Data records
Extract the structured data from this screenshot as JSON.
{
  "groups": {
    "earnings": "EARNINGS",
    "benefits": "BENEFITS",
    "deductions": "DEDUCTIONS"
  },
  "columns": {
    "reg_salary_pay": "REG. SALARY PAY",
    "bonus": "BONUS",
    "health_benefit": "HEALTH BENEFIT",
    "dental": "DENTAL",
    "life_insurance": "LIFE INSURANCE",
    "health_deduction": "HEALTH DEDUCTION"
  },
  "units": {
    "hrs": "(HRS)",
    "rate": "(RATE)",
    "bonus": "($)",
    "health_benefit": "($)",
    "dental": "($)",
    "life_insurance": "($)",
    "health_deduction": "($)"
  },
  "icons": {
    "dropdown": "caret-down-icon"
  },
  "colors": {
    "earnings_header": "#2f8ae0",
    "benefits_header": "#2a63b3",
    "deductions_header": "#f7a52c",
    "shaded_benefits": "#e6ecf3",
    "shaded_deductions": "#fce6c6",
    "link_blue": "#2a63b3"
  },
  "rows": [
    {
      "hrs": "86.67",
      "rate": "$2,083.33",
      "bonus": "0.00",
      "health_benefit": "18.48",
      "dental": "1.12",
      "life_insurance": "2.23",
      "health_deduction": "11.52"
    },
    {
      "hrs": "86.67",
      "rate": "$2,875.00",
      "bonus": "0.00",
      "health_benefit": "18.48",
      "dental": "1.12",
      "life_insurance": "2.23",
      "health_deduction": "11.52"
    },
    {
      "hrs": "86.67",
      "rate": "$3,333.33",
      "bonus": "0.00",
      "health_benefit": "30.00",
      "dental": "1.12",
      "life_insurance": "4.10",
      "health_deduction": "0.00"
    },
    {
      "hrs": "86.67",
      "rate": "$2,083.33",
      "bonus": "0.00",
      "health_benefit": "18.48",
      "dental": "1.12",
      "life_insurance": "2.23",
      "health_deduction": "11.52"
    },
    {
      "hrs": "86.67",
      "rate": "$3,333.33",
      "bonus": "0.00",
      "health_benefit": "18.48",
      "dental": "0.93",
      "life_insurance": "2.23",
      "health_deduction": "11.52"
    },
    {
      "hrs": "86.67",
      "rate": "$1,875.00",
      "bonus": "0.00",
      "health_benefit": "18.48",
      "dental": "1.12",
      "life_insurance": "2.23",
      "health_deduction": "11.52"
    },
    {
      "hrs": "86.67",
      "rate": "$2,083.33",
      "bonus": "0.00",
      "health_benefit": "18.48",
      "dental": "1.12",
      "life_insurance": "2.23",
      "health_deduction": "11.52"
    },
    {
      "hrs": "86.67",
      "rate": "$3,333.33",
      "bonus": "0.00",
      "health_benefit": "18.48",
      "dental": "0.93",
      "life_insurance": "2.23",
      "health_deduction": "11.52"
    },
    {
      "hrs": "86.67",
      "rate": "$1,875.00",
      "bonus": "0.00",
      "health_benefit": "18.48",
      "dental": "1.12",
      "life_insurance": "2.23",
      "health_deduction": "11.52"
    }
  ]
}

Written problem: Return the listing above word for word.

Correct result:
Extract the structured data from this screenshot as JSON.
{
  "groups": {
    "earnings": "EARNINGS",
    "benefits": "BENEFITS",
    "deductions": "DEDUCTIONS"
  },
  "columns": {
    "reg_salary_pay": "REG. SALARY PAY",
    "bonus": "BONUS",
    "health_benefit": "HEALTH BENEFIT",
    "dental": "DENTAL",
    "life_insurance": "LIFE INSURANCE",
    "health_deduction": "HEALTH DEDUCTION"
  },
  "units": {
    "hrs": "(HRS)",
    "rate": "(RATE)",
    "bonus": "($)",
    "health_benefit": "($)",
    "dental": "($)",
    "life_insurance": "($)",
    "health_deduction": "($)"
  },
  "icons": {
    "dropdown": "caret-down-icon"
  },
  "colors": {
    "earnings_header": "#2f8ae0",
    "benefits_header": "#2a63b3",
    "deductions_header": "#f7a52c",
    "shaded_benefits": "#e6ecf3",
    "shaded_deductions": "#fce6c6",
    "link_blue": "#2a63b3"
  },
  "rows": [
    {
      "hrs": "86.67",
      "rate": "$2,083.33",
      "bonus": "0.00",
      "health_benefit": "18.48",
      "dental": "1.12",
      "life_insurance": "2.23",
      "health_deduction": "11.52"
    },
    {
      "hrs": "86.67",
      "rate": "$2,875.00",
      "bonus": "0.00",
      "health_benefit": "18.48",
      "dental": "1.12",
      "life_insurance": "2.23",
      "health_deduction": "11.52"
    },
    {
      "hrs": "86.67",
      "rate": "$3,333.33",
      "bonus": "0.00",
      "health_benefit": "30.00",
      "dental": "1.12",
      "life_insurance": "4.10",
      "health_deduction": "0.00"
    },
    {
      "hrs": "86.67",
      "rate": "$2,083.33",
      "bonus": "0.00",
      "health_benefit": "18.48",
      "dental": "1.12",
      "life_insurance": "2.23",
      "health_deduction": "11.52"
    },
    {
      "hrs": "86.67",
      "rate": "$3,333.33",
      "bonus": "0.00",
      "health_benefit": "18.48",
      "dental": "0.93",
      "life_insurance": "2.23",
      "health_deduction": "11.52"
    },
    {
      "hrs": "86.67",
      "rate": "$1,875.00",
      "bonus": "0.00",
      "health_benefit": "18.48",
      "dental": "1.12",
      "life_insurance": "2.23",
      "health_deduction": "11.52"
    },
    {
      "hrs": "86.67",
      "rate": "$2,083.33",
      "bonus": "0.00",
      "health_benefit": "18.48",
      "dental": "1.12",
      "life_insurance": "2.23",
      "health_deduction": "11.52"
    },
    {
      "hrs": "86.67",
      "rate": "$3,333.33",
      "bonus": "0.00",
      "health_benefit": "18.48",
      "dental": "0.93",
      "life_insurance": "2.23",
      "health_deduction": "11.52"
    },
    {
      "hrs": "86.67",
      "rate": "$1,875.00",
      "bonus": "0.00",
      "health_benefit": "18.48",
      "dental": "1.12",
      "life_insurance": "2.23",
      "health_deduction": "11.52"
    }
  ]
}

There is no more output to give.